### [WORK TO COMPLETE]
Reproduce the passage on weighing risk against a high rate of return word for word, in full.

── SELECTED EXCERPT ──

Sometimes investors are too attracted to one metric, often the rate of return. Risk and return go hand and hand so when looking for corresponding data points that provide more context for a rate of return, assess the additional risk metrics that drive why the return is higher.  Risk in this context is the potential for principal erosion or losses to occur.

For example, if you see a mortgage paying a high interest rate of 16%, look at the: 

(i) Loan-to-value (LTV) ratio

(ii) Local employment trends, employment drivers (industrial sectors), 

(iii) Population growth, income growth

The loan to value ratio (include link to reference the LTV definition in our dictionary guide) is a measure of indebtedness against the total value of the asset.  The higher the ratio, the higher the indebtedness and thus, the higher the risks! The higher return metric should provide the investor with a premium sufficient to compensate for this higher risk.

───
── RECORD EXCERPTS ──

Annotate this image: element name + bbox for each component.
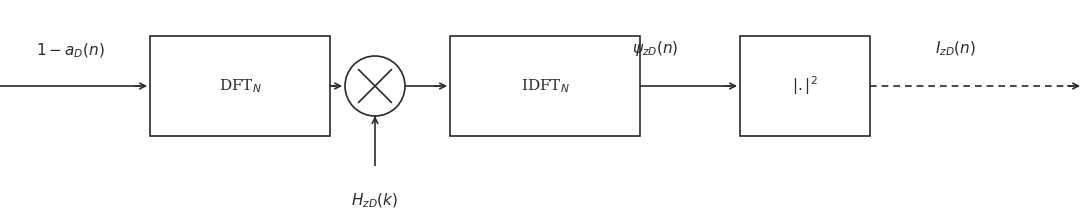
Text: DFT$_N$: DFT$_N$ bbox=[219, 77, 261, 95]
Text: $\psi_{zD}(n)$: $\psi_{zD}(n)$ bbox=[631, 40, 678, 59]
Text: $I_{zD}(n)$: $I_{zD}(n)$ bbox=[935, 40, 976, 58]
Bar bbox=[740, 36, 870, 136]
Text: IDFT$_N$: IDFT$_N$ bbox=[521, 77, 570, 95]
Text: $H_{zD}(k)$: $H_{zD}(k)$ bbox=[352, 192, 399, 210]
Text: $|.|^2$: $|.|^2$ bbox=[792, 75, 818, 97]
Bar bbox=[151, 36, 330, 136]
Bar bbox=[451, 36, 640, 136]
Text: $1 - a_D(n)$: $1 - a_D(n)$ bbox=[36, 42, 104, 60]
Circle shape bbox=[345, 56, 405, 116]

───

### [COMPLETE RESPONSE]
Sometimes investors are too attracted to one metric, often the rate of return. Risk and return go hand and hand so when looking for corresponding data points that provide more context for a rate of return, assess the additional risk metrics that drive why the return is higher.  Risk in this context is the potential for principal erosion or losses to occur.

For example, if you see a mortgage paying a high interest rate of 16%, look at the: 

(i) Loan-to-value (LTV) ratio

(ii) Local employment trends, employment drivers (industrial sectors), 

(iii) Population growth, income growth

The loan to value ratio (include link to reference the LTV definition in our dictionary guide) is a measure of indebtedness against the total value of the asset.  The higher the ratio, the higher the indebtedness and thus, the higher the risks! The higher return metric should provide the investor with a premium sufficient to compensate for this higher risk.